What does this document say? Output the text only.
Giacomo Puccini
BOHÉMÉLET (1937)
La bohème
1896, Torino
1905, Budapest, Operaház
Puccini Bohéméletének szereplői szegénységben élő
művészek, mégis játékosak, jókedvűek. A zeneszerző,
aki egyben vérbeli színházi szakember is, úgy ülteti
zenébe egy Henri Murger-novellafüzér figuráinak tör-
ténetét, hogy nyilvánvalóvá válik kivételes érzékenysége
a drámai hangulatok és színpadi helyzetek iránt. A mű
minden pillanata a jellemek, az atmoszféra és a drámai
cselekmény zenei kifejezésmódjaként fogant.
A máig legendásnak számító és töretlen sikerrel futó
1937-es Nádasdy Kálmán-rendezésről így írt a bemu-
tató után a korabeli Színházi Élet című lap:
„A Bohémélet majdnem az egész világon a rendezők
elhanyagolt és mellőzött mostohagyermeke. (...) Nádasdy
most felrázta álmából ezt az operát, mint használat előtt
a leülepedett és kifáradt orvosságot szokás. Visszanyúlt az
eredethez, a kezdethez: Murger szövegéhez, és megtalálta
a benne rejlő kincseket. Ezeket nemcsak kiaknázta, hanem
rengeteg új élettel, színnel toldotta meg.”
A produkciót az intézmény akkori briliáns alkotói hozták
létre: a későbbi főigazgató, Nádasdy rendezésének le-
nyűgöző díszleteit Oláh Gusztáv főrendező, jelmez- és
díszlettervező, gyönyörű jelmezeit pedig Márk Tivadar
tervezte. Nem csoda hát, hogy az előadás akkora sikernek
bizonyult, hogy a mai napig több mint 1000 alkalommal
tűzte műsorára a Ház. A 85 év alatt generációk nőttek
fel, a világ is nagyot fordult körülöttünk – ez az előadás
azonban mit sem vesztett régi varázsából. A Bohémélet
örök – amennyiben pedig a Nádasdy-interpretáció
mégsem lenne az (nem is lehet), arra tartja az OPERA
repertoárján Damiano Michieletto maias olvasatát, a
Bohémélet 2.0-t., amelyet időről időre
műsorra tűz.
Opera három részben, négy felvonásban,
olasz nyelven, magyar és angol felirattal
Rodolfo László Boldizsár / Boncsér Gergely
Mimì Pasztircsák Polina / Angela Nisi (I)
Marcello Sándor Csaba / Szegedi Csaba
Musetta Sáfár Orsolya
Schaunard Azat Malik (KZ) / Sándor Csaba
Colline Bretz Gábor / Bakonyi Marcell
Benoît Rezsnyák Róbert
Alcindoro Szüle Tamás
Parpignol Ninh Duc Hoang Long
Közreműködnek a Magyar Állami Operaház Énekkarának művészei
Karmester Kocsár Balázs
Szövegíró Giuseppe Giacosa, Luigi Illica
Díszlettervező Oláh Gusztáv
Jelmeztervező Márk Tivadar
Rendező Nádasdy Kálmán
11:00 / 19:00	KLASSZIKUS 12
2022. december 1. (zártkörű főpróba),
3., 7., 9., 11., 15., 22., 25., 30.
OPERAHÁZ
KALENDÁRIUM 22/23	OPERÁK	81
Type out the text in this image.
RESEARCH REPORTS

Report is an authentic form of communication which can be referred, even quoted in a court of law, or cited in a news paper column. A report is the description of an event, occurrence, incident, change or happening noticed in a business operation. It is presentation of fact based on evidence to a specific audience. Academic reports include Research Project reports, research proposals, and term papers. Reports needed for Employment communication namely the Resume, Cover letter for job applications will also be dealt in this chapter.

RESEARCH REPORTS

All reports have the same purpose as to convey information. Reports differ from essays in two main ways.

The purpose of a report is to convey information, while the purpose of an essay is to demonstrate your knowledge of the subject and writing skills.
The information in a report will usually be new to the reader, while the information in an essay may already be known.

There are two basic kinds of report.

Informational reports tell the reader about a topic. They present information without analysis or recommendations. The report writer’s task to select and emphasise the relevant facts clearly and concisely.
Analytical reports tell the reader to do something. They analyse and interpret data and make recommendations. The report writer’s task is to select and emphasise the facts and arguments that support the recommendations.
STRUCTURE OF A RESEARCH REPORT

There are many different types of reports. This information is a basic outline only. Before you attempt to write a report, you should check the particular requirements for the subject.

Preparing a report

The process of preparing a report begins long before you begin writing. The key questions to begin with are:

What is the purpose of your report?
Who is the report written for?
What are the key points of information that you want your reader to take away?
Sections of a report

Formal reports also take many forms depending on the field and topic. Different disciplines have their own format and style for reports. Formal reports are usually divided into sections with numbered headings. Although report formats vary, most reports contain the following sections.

***

WRITTEN INSTRUCTION: What is needed here is an exact reproduction of all the entries.

RESPONSE:
What does this document say? Output the text only.
Giacomo Puccini
BOHÉMÉLET (1937)
La bohème
1896, Torino
1905, Budapest, Operaház
Puccini Bohéméletének szereplői szegénységben élő
művészek, mégis játékosak, jókedvűek. A zeneszerző,
aki egyben vérbeli színházi szakember is, úgy ülteti
zenébe egy Henri Murger-novellafüzér figuráinak tör-
ténetét, hogy nyilvánvalóvá válik kivételes érzékenysége
a drámai hangulatok és színpadi helyzetek iránt. A mű
minden pillanata a jellemek, az atmoszféra és a drámai
cselekmény zenei kifejezésmódjaként fogant.
A máig legendásnak számító és töretlen sikerrel futó
1937-es Nádasdy Kálmán-rendezésről így írt a bemu-
tató után a korabeli Színházi Élet című lap:
„A Bohémélet majdnem az egész világon a rendezők
elhanyagolt és mellőzött mostohagyermeke. (...) Nádasdy
most felrázta álmából ezt az operát, mint használat előtt
a leülepedett és kifáradt orvosságot szokás. Visszanyúlt az
eredethez, a kezdethez: Murger szövegéhez, és megtalálta
a benne rejlő kincseket. Ezeket nemcsak kiaknázta, hanem
rengeteg új élettel, színnel toldotta meg.”
A produkciót az intézmény akkori briliáns alkotói hozták
létre: a későbbi főigazgató, Nádasdy rendezésének le-
nyűgöző díszleteit Oláh Gusztáv főrendező, jelmez- és
díszlettervező, gyönyörű jelmezeit pedig Márk Tivadar
tervezte. Nem csoda hát, hogy az előadás akkora sikernek
bizonyult, hogy a mai napig több mint 1000 alkalommal
tűzte műsorára a Ház. A 85 év alatt generációk nőttek
fel, a világ is nagyot fordult körülöttünk – ez az előadás
azonban mit sem vesztett régi varázsából. A Bohémélet
örök – amennyiben pedig a Nádasdy-interpretáció
mégsem lenne az (nem is lehet), arra tartja az OPERA
repertoárján Damiano Michieletto maias olvasatát, a
Bohémélet 2.0-t., amelyet időről időre
műsorra tűz.
Opera három részben, négy felvonásban,
olasz nyelven, magyar és angol felirattal
Rodolfo László Boldizsár / Boncsér Gergely
Mimì Pasztircsák Polina / Angela Nisi (I)
Marcello Sándor Csaba / Szegedi Csaba
Musetta Sáfár Orsolya
Schaunard Azat Malik (KZ) / Sándor Csaba
Colline Bretz Gábor / Bakonyi Marcell
Benoît Rezsnyák Róbert
Alcindoro Szüle Tamás
Parpignol Ninh Duc Hoang Long
Közreműködnek a Magyar Állami Operaház Énekkarának művészei
Karmester Kocsár Balázs
Szövegíró Giuseppe Giacosa, Luigi Illica
Díszlettervező Oláh Gusztáv
Jelmeztervező Márk Tivadar
Rendező Nádasdy Kálmán
11:00 / 19:00	KLASSZIKUS 12
2022. december 1. (zártkörű főpróba),
3., 7., 9., 11., 15., 22., 25., 30.
OPERAHÁZ
KALENDÁRIUM 22/23	OPERÁK	81
Type out the text in this image.
RESEARCH REPORTS

Report is an authentic form of communication which can be referred, even quoted in a court of law, or cited in a news paper column. A report is the description of an event, occurrence, incident, change or happening noticed in a business operation. It is presentation of fact based on evidence to a specific audience. Academic reports include Research Project reports, research proposals, and term papers. Reports needed for Employment communication namely the Resume, Cover letter for job applications will also be dealt in this chapter.

RESEARCH REPORTS

All reports have the same purpose as to convey information. Reports differ from essays in two main ways.

The purpose of a report is to convey information, while the purpose of an essay is to demonstrate your knowledge of the subject and writing skills.
The information in a report will usually be new to the reader, while the information in an essay may already be known.

There are two basic kinds of report.

Informational reports tell the reader about a topic. They present information without analysis or recommendations. The report writer’s task to select and emphasise the relevant facts clearly and concisely.
Analytical reports tell the reader to do something. They analyse and interpret data and make recommendations. The report writer’s task is to select and emphasise the facts and arguments that support the recommendations.
STRUCTURE OF A RESEARCH REPORT

There are many different types of reports. This information is a basic outline only. Before you attempt to write a report, you should check the particular requirements for the subject.

Preparing a report

The process of preparing a report begins long before you begin writing. The key questions to begin with are:

What is the purpose of your report?
Who is the report written for?
What are the key points of information that you want your reader to take away?
Sections of a report

Formal reports also take many forms depending on the field and topic. Different disciplines have their own format and style for reports. Formal reports are usually divided into sections with numbered headings. Although report formats vary, most reports contain the following sections.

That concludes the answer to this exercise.